Entries with figure data
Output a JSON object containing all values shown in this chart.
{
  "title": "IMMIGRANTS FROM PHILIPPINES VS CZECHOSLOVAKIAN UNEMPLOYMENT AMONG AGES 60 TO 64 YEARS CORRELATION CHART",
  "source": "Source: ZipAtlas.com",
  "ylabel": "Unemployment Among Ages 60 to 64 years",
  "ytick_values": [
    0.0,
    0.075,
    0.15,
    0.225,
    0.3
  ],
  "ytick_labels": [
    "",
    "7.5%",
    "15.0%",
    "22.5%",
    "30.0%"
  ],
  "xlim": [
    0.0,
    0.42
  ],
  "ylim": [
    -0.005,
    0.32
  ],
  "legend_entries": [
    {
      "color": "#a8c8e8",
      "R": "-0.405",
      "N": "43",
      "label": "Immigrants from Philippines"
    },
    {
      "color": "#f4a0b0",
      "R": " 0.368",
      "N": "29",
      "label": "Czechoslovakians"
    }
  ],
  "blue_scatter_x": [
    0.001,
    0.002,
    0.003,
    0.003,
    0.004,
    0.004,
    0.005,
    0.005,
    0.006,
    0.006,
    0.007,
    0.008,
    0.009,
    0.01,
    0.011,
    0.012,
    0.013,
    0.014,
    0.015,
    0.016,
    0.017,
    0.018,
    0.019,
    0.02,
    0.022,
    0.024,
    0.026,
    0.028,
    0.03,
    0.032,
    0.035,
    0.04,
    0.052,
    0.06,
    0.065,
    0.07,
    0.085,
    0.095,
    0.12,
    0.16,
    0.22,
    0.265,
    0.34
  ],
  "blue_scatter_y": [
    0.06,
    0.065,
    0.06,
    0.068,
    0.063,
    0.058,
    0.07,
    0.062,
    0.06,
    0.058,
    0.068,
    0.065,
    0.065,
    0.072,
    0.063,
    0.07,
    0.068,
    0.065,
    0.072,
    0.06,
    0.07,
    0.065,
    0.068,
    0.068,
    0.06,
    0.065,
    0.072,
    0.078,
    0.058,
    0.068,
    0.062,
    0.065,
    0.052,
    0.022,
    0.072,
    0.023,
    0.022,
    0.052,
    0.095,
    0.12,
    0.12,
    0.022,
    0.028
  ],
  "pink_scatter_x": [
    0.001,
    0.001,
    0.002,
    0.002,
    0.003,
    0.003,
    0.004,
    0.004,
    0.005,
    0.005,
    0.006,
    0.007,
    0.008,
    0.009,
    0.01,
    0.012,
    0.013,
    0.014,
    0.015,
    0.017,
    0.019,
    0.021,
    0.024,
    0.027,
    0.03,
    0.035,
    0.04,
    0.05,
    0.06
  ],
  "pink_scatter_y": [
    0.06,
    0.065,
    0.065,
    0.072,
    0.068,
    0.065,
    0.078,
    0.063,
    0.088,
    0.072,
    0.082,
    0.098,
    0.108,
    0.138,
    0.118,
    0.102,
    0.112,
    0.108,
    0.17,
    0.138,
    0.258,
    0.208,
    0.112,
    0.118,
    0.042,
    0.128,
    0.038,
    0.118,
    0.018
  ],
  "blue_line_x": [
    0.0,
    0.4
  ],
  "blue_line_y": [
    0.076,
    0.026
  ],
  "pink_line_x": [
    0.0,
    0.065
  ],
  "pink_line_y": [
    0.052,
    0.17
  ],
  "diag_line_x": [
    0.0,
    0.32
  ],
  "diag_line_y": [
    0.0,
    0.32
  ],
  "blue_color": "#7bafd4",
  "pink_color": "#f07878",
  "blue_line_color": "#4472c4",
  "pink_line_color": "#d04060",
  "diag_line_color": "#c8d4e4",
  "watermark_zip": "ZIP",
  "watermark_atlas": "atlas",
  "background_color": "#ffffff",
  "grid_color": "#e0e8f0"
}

Required task: Print the records once more, exactly as they were given.

Output below:
Output a JSON object containing all values shown in this chart.
{
  "title": "IMMIGRANTS FROM PHILIPPINES VS CZECHOSLOVAKIAN UNEMPLOYMENT AMONG AGES 60 TO 64 YEARS CORRELATION CHART",
  "source": "Source: ZipAtlas.com",
  "ylabel": "Unemployment Among Ages 60 to 64 years",
  "ytick_values": [
    0.0,
    0.075,
    0.15,
    0.225,
    0.3
  ],
  "ytick_labels": [
    "",
    "7.5%",
    "15.0%",
    "22.5%",
    "30.0%"
  ],
  "xlim": [
    0.0,
    0.42
  ],
  "ylim": [
    -0.005,
    0.32
  ],
  "legend_entries": [
    {
      "color": "#a8c8e8",
      "R": "-0.405",
      "N": "43",
      "label": "Immigrants from Philippines"
    },
    {
      "color": "#f4a0b0",
      "R": " 0.368",
      "N": "29",
      "label": "Czechoslovakians"
    }
  ],
  "blue_scatter_x": [
    0.001,
    0.002,
    0.003,
    0.003,
    0.004,
    0.004,
    0.005,
    0.005,
    0.006,
    0.006,
    0.007,
    0.008,
    0.009,
    0.01,
    0.011,
    0.012,
    0.013,
    0.014,
    0.015,
    0.016,
    0.017,
    0.018,
    0.019,
    0.02,
    0.022,
    0.024,
    0.026,
    0.028,
    0.03,
    0.032,
    0.035,
    0.04,
    0.052,
    0.06,
    0.065,
    0.07,
    0.085,
    0.095,
    0.12,
    0.16,
    0.22,
    0.265,
    0.34
  ],
  "blue_scatter_y": [
    0.06,
    0.065,
    0.06,
    0.068,
    0.063,
    0.058,
    0.07,
    0.062,
    0.06,
    0.058,
    0.068,
    0.065,
    0.065,
    0.072,
    0.063,
    0.07,
    0.068,
    0.065,
    0.072,
    0.06,
    0.07,
    0.065,
    0.068,
    0.068,
    0.06,
    0.065,
    0.072,
    0.078,
    0.058,
    0.068,
    0.062,
    0.065,
    0.052,
    0.022,
    0.072,
    0.023,
    0.022,
    0.052,
    0.095,
    0.12,
    0.12,
    0.022,
    0.028
  ],
  "pink_scatter_x": [
    0.001,
    0.001,
    0.002,
    0.002,
    0.003,
    0.003,
    0.004,
    0.004,
    0.005,
    0.005,
    0.006,
    0.007,
    0.008,
    0.009,
    0.01,
    0.012,
    0.013,
    0.014,
    0.015,
    0.017,
    0.019,
    0.021,
    0.024,
    0.027,
    0.03,
    0.035,
    0.04,
    0.05,
    0.06
  ],
  "pink_scatter_y": [
    0.06,
    0.065,
    0.065,
    0.072,
    0.068,
    0.065,
    0.078,
    0.063,
    0.088,
    0.072,
    0.082,
    0.098,
    0.108,
    0.138,
    0.118,
    0.102,
    0.112,
    0.108,
    0.17,
    0.138,
    0.258,
    0.208,
    0.112,
    0.118,
    0.042,
    0.128,
    0.038,
    0.118,
    0.018
  ],
  "blue_line_x": [
    0.0,
    0.4
  ],
  "blue_line_y": [
    0.076,
    0.026
  ],
  "pink_line_x": [
    0.0,
    0.065
  ],
  "pink_line_y": [
    0.052,
    0.17
  ],
  "diag_line_x": [
    0.0,
    0.32
  ],
  "diag_line_y": [
    0.0,
    0.32
  ],
  "blue_color": "#7bafd4",
  "pink_color": "#f07878",
  "blue_line_color": "#4472c4",
  "pink_line_color": "#d04060",
  "diag_line_color": "#c8d4e4",
  "watermark_zip": "ZIP",
  "watermark_atlas": "atlas",
  "background_color": "#ffffff",
  "grid_color": "#e0e8f0"
}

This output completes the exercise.